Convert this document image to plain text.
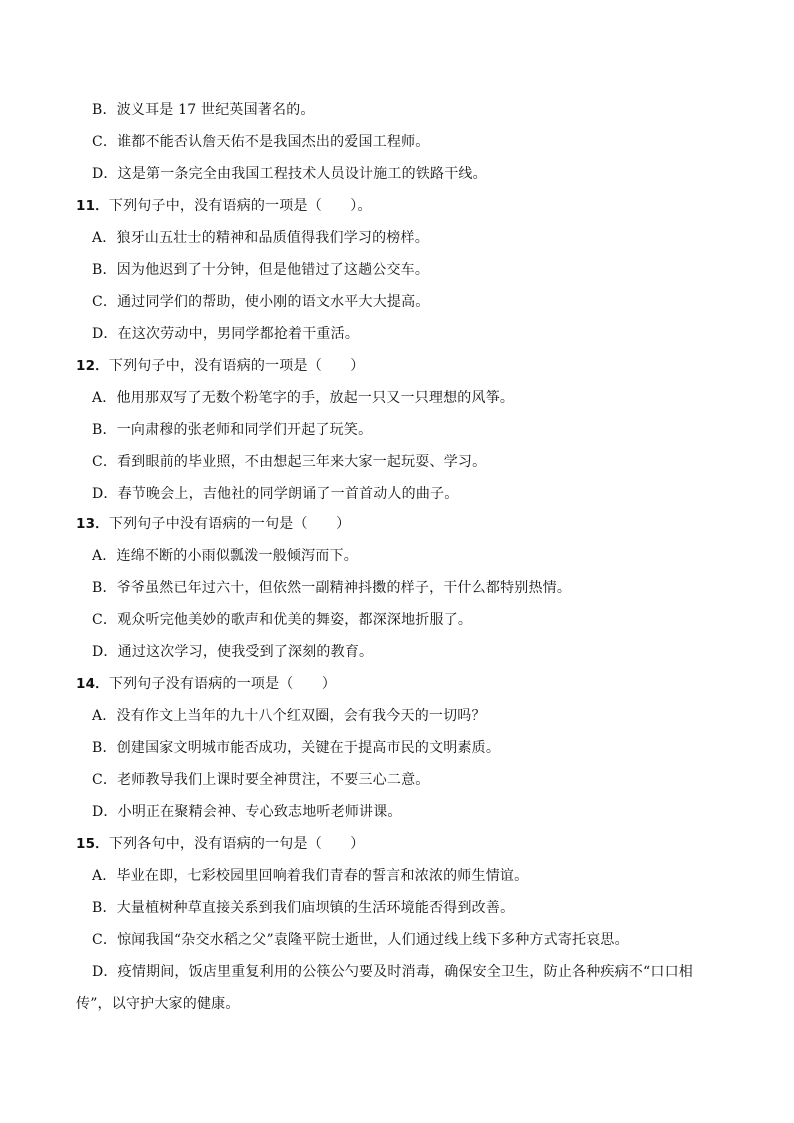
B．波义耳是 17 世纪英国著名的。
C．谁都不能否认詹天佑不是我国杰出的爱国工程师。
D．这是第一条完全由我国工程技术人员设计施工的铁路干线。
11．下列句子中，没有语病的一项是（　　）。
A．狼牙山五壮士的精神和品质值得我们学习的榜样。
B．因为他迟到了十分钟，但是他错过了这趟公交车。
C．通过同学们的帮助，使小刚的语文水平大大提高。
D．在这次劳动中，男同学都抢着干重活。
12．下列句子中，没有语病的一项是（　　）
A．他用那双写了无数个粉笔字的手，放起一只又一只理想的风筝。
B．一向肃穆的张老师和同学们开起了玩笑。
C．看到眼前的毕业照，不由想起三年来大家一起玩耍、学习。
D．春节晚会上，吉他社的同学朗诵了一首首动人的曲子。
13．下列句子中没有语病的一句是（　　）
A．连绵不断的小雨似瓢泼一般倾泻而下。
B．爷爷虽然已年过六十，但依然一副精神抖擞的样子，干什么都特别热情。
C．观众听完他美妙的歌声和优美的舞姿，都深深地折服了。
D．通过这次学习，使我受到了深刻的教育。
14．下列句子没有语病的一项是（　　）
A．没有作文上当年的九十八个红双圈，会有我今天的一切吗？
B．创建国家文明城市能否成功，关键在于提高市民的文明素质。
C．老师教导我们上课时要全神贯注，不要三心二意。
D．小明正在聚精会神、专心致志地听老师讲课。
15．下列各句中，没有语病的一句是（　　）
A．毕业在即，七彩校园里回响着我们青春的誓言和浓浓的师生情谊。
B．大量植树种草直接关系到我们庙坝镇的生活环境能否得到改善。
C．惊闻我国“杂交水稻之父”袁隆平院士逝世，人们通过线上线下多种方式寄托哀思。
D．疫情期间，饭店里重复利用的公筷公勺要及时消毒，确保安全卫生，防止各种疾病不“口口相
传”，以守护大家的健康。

○ ○ ○ ○ ○

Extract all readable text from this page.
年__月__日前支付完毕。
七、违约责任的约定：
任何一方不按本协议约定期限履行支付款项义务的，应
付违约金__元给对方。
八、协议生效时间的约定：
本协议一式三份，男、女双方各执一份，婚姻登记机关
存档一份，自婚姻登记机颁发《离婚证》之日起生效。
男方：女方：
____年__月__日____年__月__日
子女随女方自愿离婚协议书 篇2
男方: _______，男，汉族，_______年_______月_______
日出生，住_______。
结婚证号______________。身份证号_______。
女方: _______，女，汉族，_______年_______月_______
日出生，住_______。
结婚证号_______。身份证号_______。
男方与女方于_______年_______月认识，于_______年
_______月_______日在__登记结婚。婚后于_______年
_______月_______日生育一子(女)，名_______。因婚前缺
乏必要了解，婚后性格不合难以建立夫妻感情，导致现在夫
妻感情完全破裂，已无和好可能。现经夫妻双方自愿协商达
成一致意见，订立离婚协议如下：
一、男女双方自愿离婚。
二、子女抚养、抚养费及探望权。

○ ○ ○ ○ ○

• _TASK OBJECTIVE_
Scan the lines for the string "text". Copy out each line that matches.

• _TASK ANSWER_
Convert this document image to plain text.
Extract all readable text from this page.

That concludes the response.